### Task details
Render everything in the records from the line that contains "cell-shared: Disabled [683, 112, 717, 122]" down to the line that contains "bar-chart-icon [6, 31, 20, 45]", both of those lines included, as a numbered list with any blank lines left out.

### Excerpted data
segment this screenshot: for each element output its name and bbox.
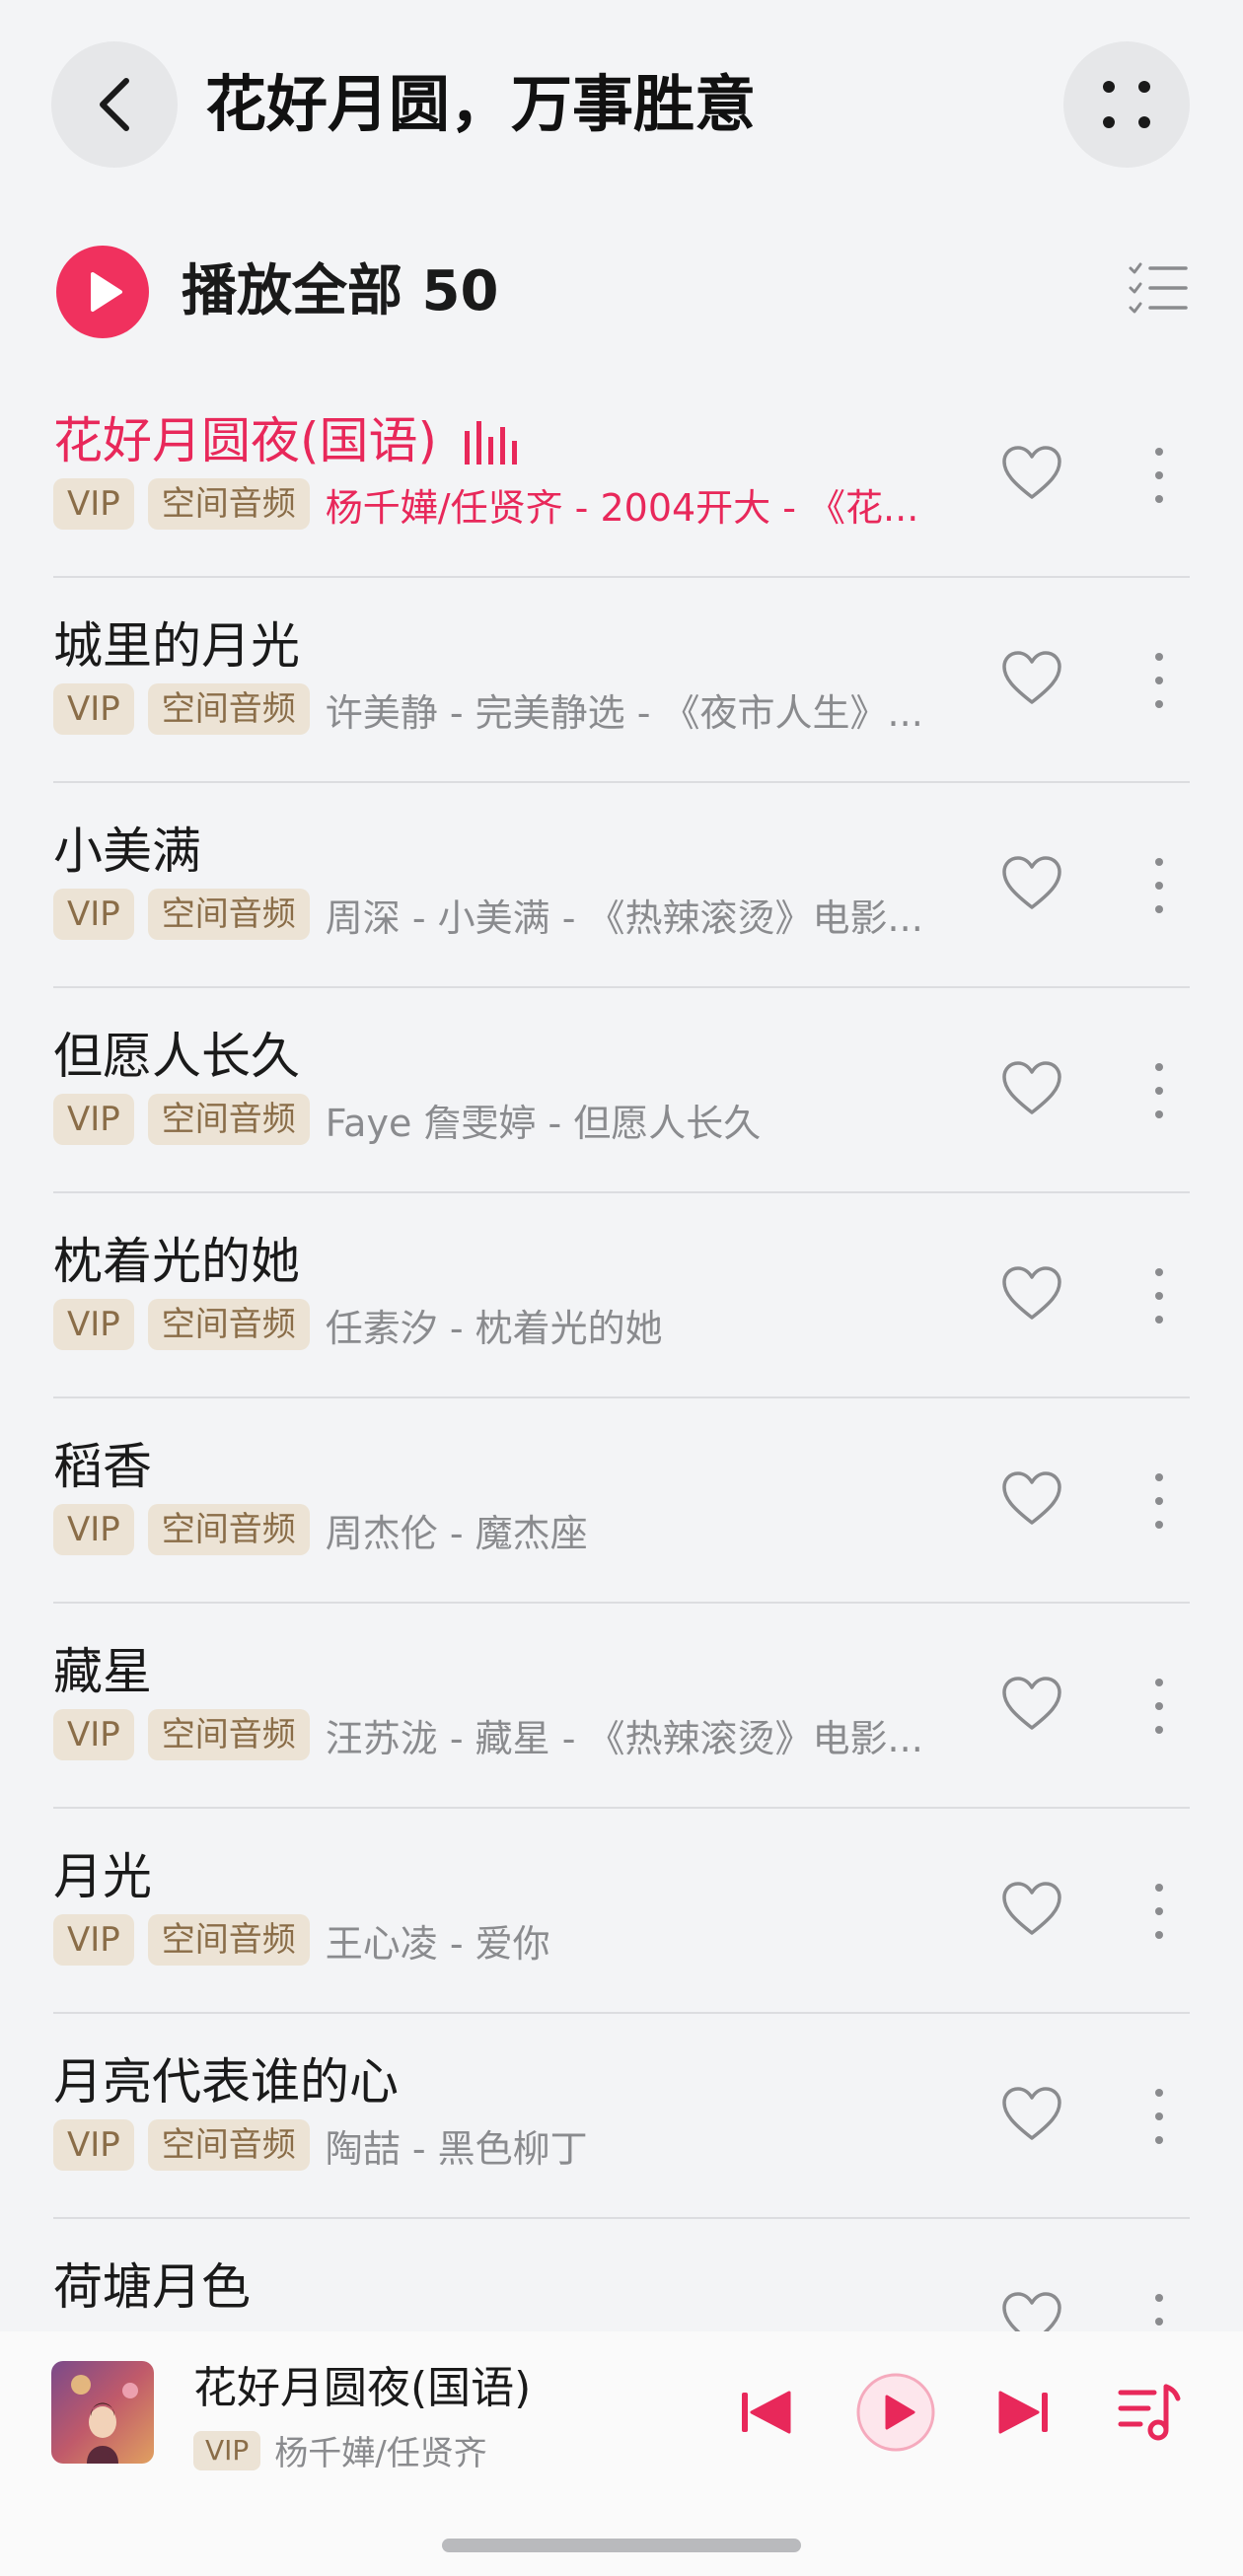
song-meta: VIP 空间音频 王心凌 - 爱你 <box>53 1913 550 1967</box>
song-title: 但愿人长久 <box>53 1028 300 1085</box>
heart-icon[interactable] <box>1000 1675 1063 1734</box>
vip-badge: VIP <box>193 2430 261 2470</box>
spatial-audio-badge: 空间音频 <box>147 1299 310 1350</box>
song-subtitle: 杨千嬅/任贤齐 - 2004开大 - 《花... <box>325 485 919 530</box>
song-title: 城里的月光 <box>53 617 300 675</box>
spatial-audio-badge: 空间音频 <box>147 683 310 735</box>
spatial-audio-badge: 空间音频 <box>147 889 310 940</box>
song-title: 稻香 <box>53 1438 152 1495</box>
album-cover[interactable] <box>51 2361 154 2464</box>
vip-badge: VIP <box>53 1914 134 1966</box>
song-subtitle: 周杰伦 - 魔杰座 <box>325 1511 588 1555</box>
heart-icon[interactable] <box>1000 649 1063 708</box>
heart-icon[interactable] <box>1000 854 1063 913</box>
vip-badge: VIP <box>53 1709 134 1760</box>
song-row[interactable]: 花好月圆夜(国语) VIP 空间音频 杨千嬅/任贤齐 - 2004开大 - 《花… <box>0 373 1243 578</box>
song-subtitle: 许美静 - 完美静选 - 《夜市人生》... <box>325 690 923 735</box>
vip-badge: VIP <box>53 889 134 940</box>
song-row[interactable]: 月光 VIP 空间音频 王心凌 - 爱你 <box>0 1809 1243 2014</box>
song-subtitle: Faye 詹雯婷 - 但愿人长久 <box>325 1101 762 1145</box>
spatial-audio-badge: 空间音频 <box>147 1504 310 1555</box>
more-vertical-icon[interactable] <box>1144 854 1174 917</box>
song-meta: VIP 空间音频 杨千嬅/任贤齐 - 2004开大 - 《花... <box>53 477 918 531</box>
now-playing-title: 花好月圆夜(国语) <box>193 2363 532 2413</box>
song-row[interactable]: 月亮代表谁的心 VIP 空间音频 陶喆 - 黑色柳丁 <box>0 2014 1243 2219</box>
heart-icon[interactable] <box>1000 1880 1063 1939</box>
song-title: 荷塘月色 <box>53 2258 251 2316</box>
more-options-button[interactable] <box>1063 41 1190 168</box>
song-row[interactable]: 稻香 VIP 空间音频 周杰伦 - 魔杰座 <box>0 1398 1243 1604</box>
song-meta: VIP 空间音频 许美静 - 完美静选 - 《夜市人生》... <box>53 682 923 736</box>
more-vertical-icon[interactable] <box>1144 1059 1174 1122</box>
song-title: 枕着光的她 <box>53 1233 300 1290</box>
song-row[interactable]: 藏星 VIP 空间音频 汪苏泷 - 藏星 - 《热辣滚烫》电影... <box>0 1604 1243 1809</box>
heart-icon[interactable] <box>1000 444 1063 503</box>
now-playing-meta: VIP 杨千嬅/任贤齐 <box>193 2426 487 2474</box>
now-playing-artist: 杨千嬅/任贤齐 <box>274 2434 487 2473</box>
heart-icon[interactable] <box>1000 1469 1063 1529</box>
song-list: 花好月圆夜(国语) VIP 空间音频 杨千嬅/任贤齐 - 2004开大 - 《花… <box>0 373 1243 2424</box>
vip-badge: VIP <box>53 478 134 530</box>
song-title: 月光 <box>53 1848 152 1905</box>
multi-select-icon[interactable] <box>1127 258 1190 322</box>
chevron-left-icon <box>100 78 129 131</box>
song-meta: VIP 空间音频 任素汐 - 枕着光的她 <box>53 1298 663 1351</box>
vip-badge: VIP <box>53 1094 134 1145</box>
song-subtitle: 陶喆 - 黑色柳丁 <box>325 2126 588 2171</box>
song-title: 小美满 <box>53 823 201 880</box>
heart-icon[interactable] <box>1000 1264 1063 1324</box>
song-meta: VIP 空间音频 汪苏泷 - 藏星 - 《热辣滚烫》电影... <box>53 1708 923 1761</box>
more-vertical-icon[interactable] <box>1144 2085 1174 2148</box>
four-dots-icon <box>1103 81 1150 128</box>
more-vertical-icon[interactable] <box>1144 649 1174 712</box>
song-row[interactable]: 枕着光的她 VIP 空间音频 任素汐 - 枕着光的她 <box>0 1193 1243 1398</box>
spatial-audio-badge: 空间音频 <box>147 478 310 530</box>
more-vertical-icon[interactable] <box>1144 1675 1174 1738</box>
next-track-icon[interactable] <box>994 2383 1054 2442</box>
song-subtitle: 周深 - 小美满 - 《热辣滚烫》电影... <box>325 895 923 940</box>
song-meta: VIP 空间音频 Faye 詹雯婷 - 但愿人长久 <box>53 1093 761 1146</box>
song-subtitle: 任素汐 - 枕着光的她 <box>325 1306 663 1350</box>
album-art-image <box>51 2361 154 2464</box>
playlist-queue-icon[interactable] <box>1117 2379 1182 2444</box>
song-meta: VIP 空间音频 周杰伦 - 魔杰座 <box>53 1503 588 1556</box>
song-meta: VIP 空间音频 陶喆 - 黑色柳丁 <box>53 2118 588 2172</box>
more-vertical-icon[interactable] <box>1144 444 1174 507</box>
page-title: 花好月圆，万事胜意 <box>205 68 757 140</box>
song-subtitle: 汪苏泷 - 藏星 - 《热辣滚烫》电影... <box>325 1716 923 1760</box>
spatial-audio-badge: 空间音频 <box>147 1709 310 1760</box>
spatial-audio-badge: 空间音频 <box>147 2119 310 2171</box>
song-row[interactable]: 但愿人长久 VIP 空间音频 Faye 詹雯婷 - 但愿人长久 <box>0 988 1243 1193</box>
top-bar: 花好月圆，万事胜意 <box>0 0 1243 207</box>
spatial-audio-badge: 空间音频 <box>147 1094 310 1145</box>
heart-icon[interactable] <box>1000 1059 1063 1118</box>
more-vertical-icon[interactable] <box>1144 1264 1174 1327</box>
play-all-icon[interactable] <box>55 245 150 339</box>
vip-badge: VIP <box>53 683 134 735</box>
vip-badge: VIP <box>53 1504 134 1555</box>
spatial-audio-badge: 空间音频 <box>147 1914 310 1966</box>
home-indicator[interactable] <box>442 2539 801 2552</box>
song-subtitle: 王心凌 - 爱你 <box>325 1921 550 1966</box>
song-row[interactable]: 城里的月光 VIP 空间音频 许美静 - 完美静选 - 《夜市人生》... <box>0 578 1243 783</box>
vip-badge: VIP <box>53 2119 134 2171</box>
song-row[interactable]: 小美满 VIP 空间音频 周深 - 小美满 - 《热辣滚烫》电影... <box>0 783 1243 988</box>
play-all-bar[interactable]: 播放全部 50 <box>0 233 1243 351</box>
play-all-label[interactable]: 播放全部 50 <box>182 256 498 327</box>
more-vertical-icon[interactable] <box>1144 1469 1174 1533</box>
song-title: 藏星 <box>53 1643 152 1700</box>
song-meta: VIP 空间音频 周深 - 小美满 - 《热辣滚烫》电影... <box>53 888 923 941</box>
now-playing-equalizer-icon <box>465 420 518 465</box>
song-title: 月亮代表谁的心 <box>53 2053 399 2111</box>
previous-track-icon[interactable] <box>736 2383 795 2442</box>
back-button[interactable] <box>51 41 178 168</box>
more-vertical-icon[interactable] <box>1144 1880 1174 1943</box>
song-title: 花好月圆夜(国语) <box>53 408 518 473</box>
vip-badge: VIP <box>53 1299 134 1350</box>
play-icon[interactable] <box>854 2371 937 2454</box>
heart-icon[interactable] <box>1000 2085 1063 2144</box>
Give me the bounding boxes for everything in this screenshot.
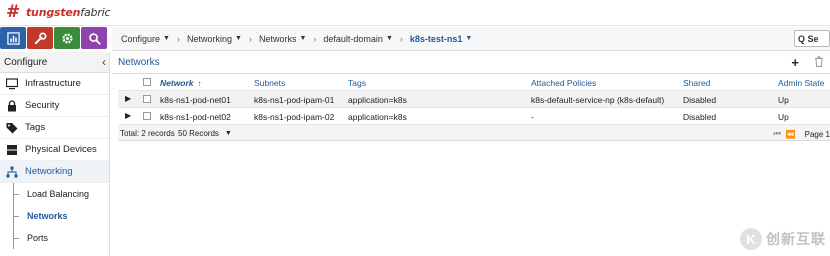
cell-shared: Disabled [683, 112, 717, 122]
grid-footer-wrap: Total: 2 records 50 Records ▼ ⏮ ⏪ Page 1 [118, 125, 830, 141]
total-records: Total: 2 records [120, 129, 175, 138]
networks-grid: Network ↑ Subnets Tags Attached Policies … [118, 74, 830, 141]
caret-down-icon: ▼ [299, 35, 307, 42]
table-row[interactable]: ▶ k8s-ns1-pod-net02 k8s-ns1-pod-ipam-02 … [118, 108, 830, 125]
logo[interactable]: # tungstenfabric [6, 2, 111, 22]
sidebar-title: Configure ‹ [0, 52, 109, 73]
wrench-icon [34, 32, 46, 44]
sidebar-subitem-networks[interactable]: Networks [0, 205, 109, 227]
column-header-admin-state[interactable]: Admin State [778, 78, 824, 88]
caret-down-icon: ▼ [385, 35, 393, 42]
row-checkbox[interactable] [143, 112, 151, 120]
bar-chart-icon [6, 31, 20, 45]
select-all-checkbox[interactable] [143, 78, 151, 86]
sidebar-subitem-ports[interactable]: Ports [0, 227, 109, 249]
column-header-subnets[interactable]: Subnets [254, 78, 285, 88]
column-header-shared[interactable]: Shared [683, 78, 710, 88]
cell-shared: Disabled [683, 95, 717, 105]
logo-icon: # [6, 2, 21, 22]
cell-attached-policies: - [531, 112, 534, 122]
cell-network: k8s-ns1-pod-net01 [160, 95, 231, 105]
breadcrumb-project[interactable]: k8s-test-ns1 ▼ [410, 34, 472, 44]
tag-icon [5, 122, 19, 134]
gear-icon [61, 32, 73, 44]
table-row[interactable]: ▶ k8s-ns1-pod-net01 k8s-ns1-pod-ipam-01 … [118, 91, 830, 108]
chevron-right-icon: › [176, 33, 180, 44]
prev-page-icon[interactable]: ⏪ [786, 130, 796, 139]
caret-down-icon: ▼ [163, 35, 170, 42]
breadcrumb-domain[interactable]: default-domain ▼ [323, 34, 392, 44]
global-search-input[interactable]: Q Se [794, 30, 830, 47]
cell-tags: application=k8s [348, 112, 407, 122]
caret-down-icon: ▼ [465, 35, 473, 42]
cell-subnets: k8s-ns1-pod-ipam-02 [254, 112, 335, 122]
breadcrumb-networks[interactable]: Networks ▼ [259, 34, 306, 44]
trash-icon[interactable] [814, 56, 824, 70]
tree-line [13, 227, 19, 249]
top-bar: # tungstenfabric [0, 0, 830, 26]
module-switcher [0, 27, 110, 51]
cell-subnets: k8s-ns1-pod-ipam-01 [254, 95, 335, 105]
chevron-right-icon: › [399, 33, 403, 44]
sidebar-item-physical-devices[interactable]: Physical Devices [0, 139, 109, 161]
grid-footer: Total: 2 records 50 Records ▼ ⏮ ⏪ Page 1 [118, 125, 830, 141]
monitor-button[interactable] [0, 27, 26, 49]
page-size-select[interactable]: 50 Records ▼ [178, 129, 232, 138]
cell-tags: application=k8s [348, 95, 407, 105]
configure-button[interactable] [27, 27, 53, 49]
panel-title: Networks [118, 57, 160, 68]
chevron-right-icon: › [313, 33, 317, 44]
settings-button[interactable] [54, 27, 80, 49]
sidebar-item-networking[interactable]: Networking [0, 161, 109, 183]
breadcrumb-configure[interactable]: Configure ▼ [121, 34, 170, 44]
add-network-button[interactable]: + [791, 55, 799, 70]
watermark: K 创新互联 [740, 228, 826, 250]
caret-down-icon: ▼ [235, 35, 242, 42]
sidebar-item-security[interactable]: Security [0, 95, 109, 117]
watermark-logo: K [740, 228, 762, 250]
tree-line [13, 205, 19, 227]
server-icon [5, 144, 19, 156]
lock-icon [5, 99, 19, 112]
expand-row-icon[interactable]: ▶ [125, 111, 131, 120]
first-page-icon[interactable]: ⏮ [773, 129, 780, 139]
sidebar-subitem-load-balancing[interactable]: Load Balancing [0, 183, 109, 205]
sidebar: Configure ‹ Infrastructure Security Tags… [0, 52, 110, 256]
cell-attached-policies: k8s-default-service-np (k8s-default) [531, 95, 665, 105]
logo-text: tungstenfabric [26, 5, 111, 19]
pager: ⏮ ⏪ Page 1 [768, 129, 830, 139]
sidebar-item-tags[interactable]: Tags [0, 117, 109, 139]
caret-down-icon: ▼ [224, 130, 232, 137]
breadcrumb: Configure ▼ › Networking ▼ › Networks ▼ › d… [112, 27, 830, 51]
cell-admin-state: Up [778, 95, 789, 105]
sort-ascending-icon: ↑ [197, 79, 202, 88]
tree-line [13, 183, 19, 205]
collapse-sidebar-icon[interactable]: ‹ [102, 55, 106, 69]
watermark-text: 创新互联 [766, 231, 826, 247]
page-label: Page 1 [804, 129, 830, 139]
column-header-network[interactable]: Network ↑ [160, 78, 202, 88]
search-icon [88, 32, 101, 45]
monitor-icon [5, 77, 19, 90]
expand-row-icon[interactable]: ▶ [125, 94, 131, 103]
chevron-right-icon: › [248, 33, 252, 44]
query-button[interactable] [81, 27, 107, 49]
row-checkbox[interactable] [143, 95, 151, 103]
column-header-attached-policies[interactable]: Attached Policies [531, 78, 596, 88]
main-content: Networks + Network ↑ Subnets Tags Attache… [112, 52, 830, 256]
grid-header-row: Network ↑ Subnets Tags Attached Policies … [118, 74, 830, 91]
breadcrumb-networking[interactable]: Networking ▼ [187, 34, 242, 44]
cell-network: k8s-ns1-pod-net02 [160, 112, 231, 122]
network-icon [5, 166, 19, 178]
column-header-tags[interactable]: Tags [348, 78, 366, 88]
search-label: Q Se [798, 33, 819, 44]
sidebar-item-infrastructure[interactable]: Infrastructure [0, 73, 109, 95]
panel-header: Networks + [112, 52, 830, 74]
cell-admin-state: Up [778, 112, 789, 122]
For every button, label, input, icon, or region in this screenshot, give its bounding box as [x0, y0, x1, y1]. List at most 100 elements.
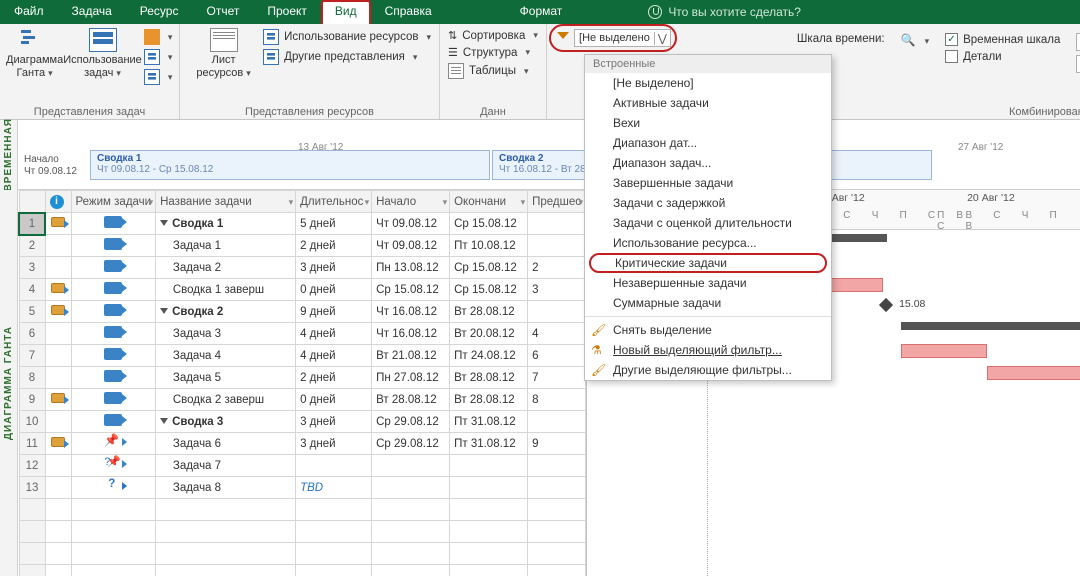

### Result for this exercise
1. cell-shared: Disabled [683, 112, 717, 122]
2. grid-footer-wrap: Total: 2 records 50 Records ▼ ⏮ ⏪ Page 1 [118, 125, 830, 141]
3. total-records: Total: 2 records [120, 129, 175, 138]
4. networks-grid: Network ↑ Subnets Tags Attached Policies … [118, 74, 830, 141]
5. caret-down-icon: ▼ [299, 35, 307, 42]
6. table-row[interactable]: ▶ k8s-ns1-pod-net02 k8s-ns1-pod-ipam-02 … [118, 108, 830, 125]
7. logo[interactable]: # tungstenfabric [6, 2, 111, 22]
8. sidebar-title: Configure ‹ [0, 52, 109, 73]
9. wrench-icon [34, 32, 46, 44]
10. sidebar-subitem-networks[interactable]: Networks [0, 205, 109, 227]
11. column-header-admin-state[interactable]: Admin State [778, 78, 824, 88]
12. caret-down-icon: ▼ [385, 35, 393, 42]
13. row-checkbox[interactable] [143, 112, 151, 120]
14. bar-chart-icon [6, 31, 20, 45]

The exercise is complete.